> Text to read:
The plane ascended and we exchanged knowing looks, while observing the empty middle seat. We had lucked out and both took advantage of the extra space. I sat my manuscript on one side and she put her small bag of snacks on the other. Nearing thirty thousand feet, I tried to relax and think about how much fun I was going to have on the trip. I picked up my manuscript and began reading. It’s the third Cass and Nick book. I recently completed it and am now in the editing phase. I’m really pleased at how the story has evolved with many juicy twists and turns.
By the time I had reached the second chapter, we had run into some turbulence—heavy turbulence. I looked toward the nurse who had the window seat and she had dozed off. There it was again—bumping, shaking, dipping. Okay, what can I do? I’m thirty thousand feet in the air. There’s nothing I can do. I realize turbulence is normal, but who’s to say what impact it might have on the plane I was riding? Maybe there was some mechanical weakness. Who could be one hundred percent sure that the next bump wouldn’t send us into a nose dive? It’s moments like these that make me not want to fly.
I sat there wondering what the other passengers were thinking. Most were talking, sleeping, or eating, seemingly oblivious to the plane’s hiccups. And that’s when tragedy usually strikes— when you’re least expecting it. I imagined a survivor saying, “I was talking with my friend, listening to my fav tunes on my iPod when the captain yelled over the intercom that the plane was going down.” I wondered how I would react if the plane was crashing. Would I scream and yell. I hoped not.

> Given data:
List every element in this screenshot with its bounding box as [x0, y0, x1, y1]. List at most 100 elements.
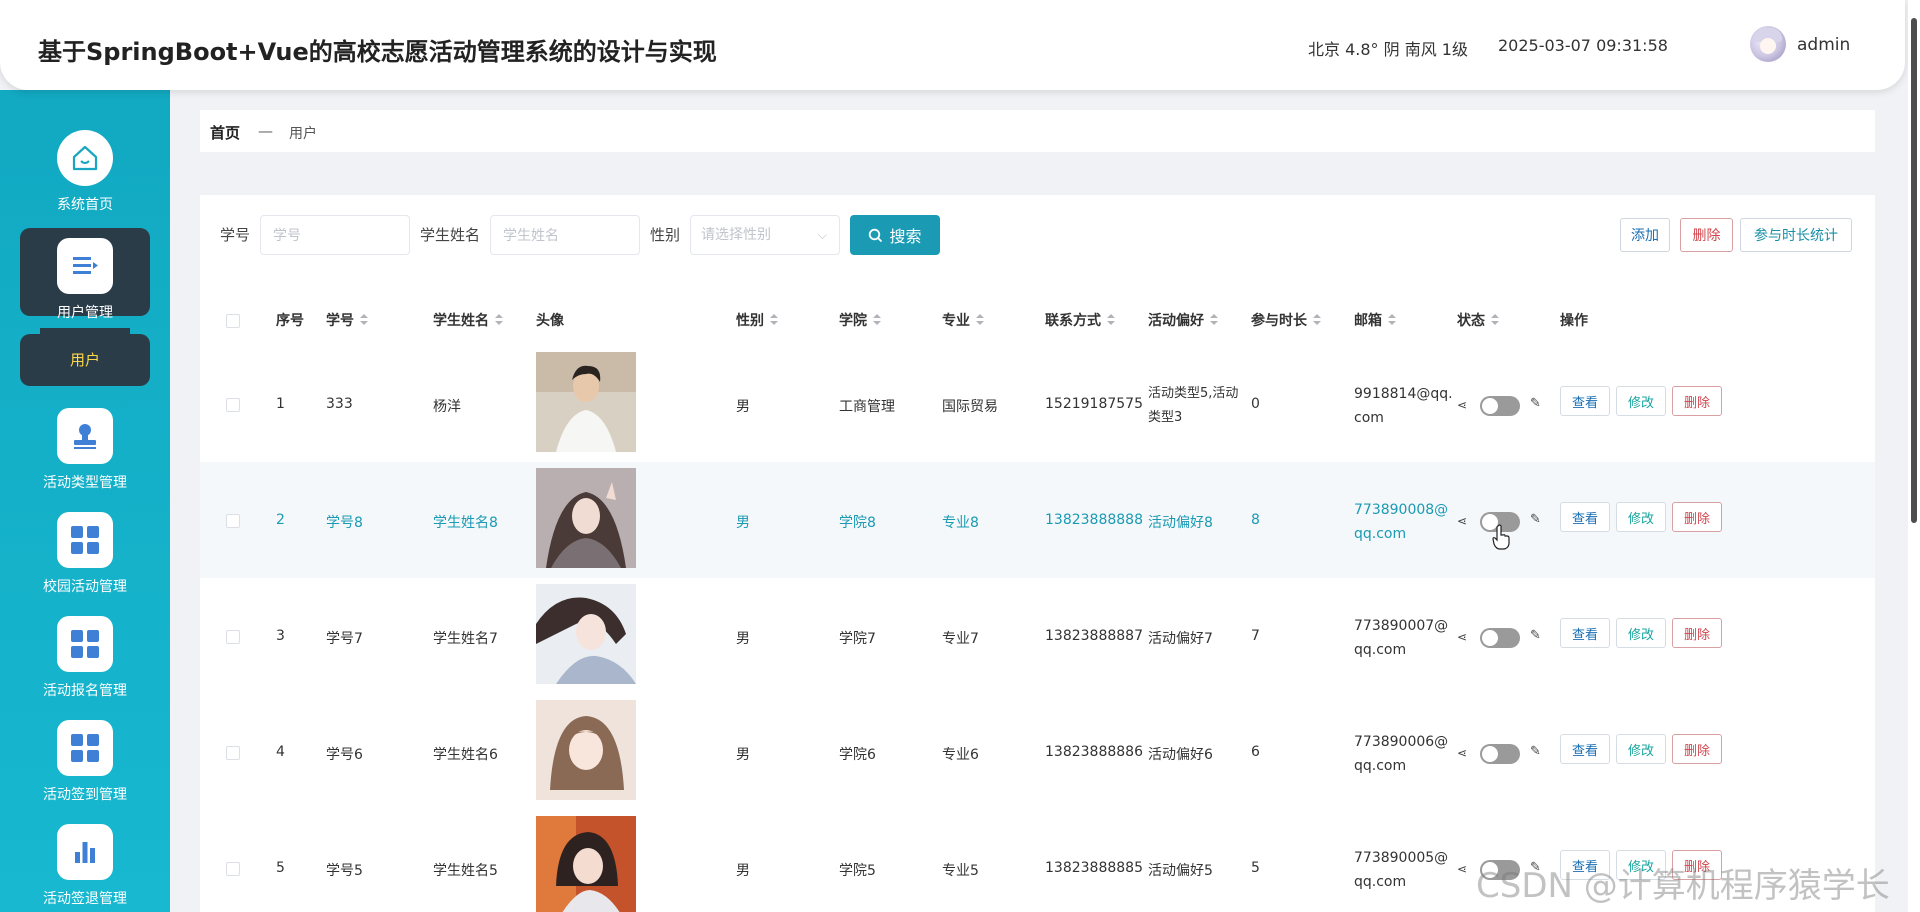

> Exercise tasks:
a: Please copy the stretch of the turbulent-flight story from "The plane ascended" through "twists and turns.", word for word.
b: Write the next part of the turbulent-flight story, starting right after its final sentence.

> Answers given:
a:
The plane ascended and we exchanged knowing looks, while observing the empty middle seat. We had lucked out and both took advantage of the extra space. I sat my manuscript on one side and she put her small bag of snacks on the other. Nearing thirty thousand feet, I tried to relax and think about how much fun I was going to have on the trip. I picked up my manuscript and began reading. It’s the third Cass and Nick book. I recently completed it and am now in the editing phase. I’m really pleased at how the story has evolved with many juicy twists and turns.

b:
What I did do was accept the fact that I was in the sky powerless and that God held the plane and everyone on board in His hands and that it was His call as to whether or not we would go down and if we did, who would die and who would survive.
In that moment, looking over my life, all I could think about was how great it’s been. It hasn’t been perfect. I’ve experienced my share of tragedy, but for the most part, I have no complaints. If God wanted to take me on that day, I would have been okay with his decision.
As a writer, I’m clearly aware that every good story has to come to an end. My life is a story, and yes, one day it will have to come to an end. I’m here writing this blog, so obviously it didn’t end last week, but one day it will. I’m just glad to know that so far I’ve been immensely blessed and I’m trusting, when I come to the end of the final chapter, God will be waiting for me with open arms, a smile on His face, and the following words in His mouth, “Well done, daughter!”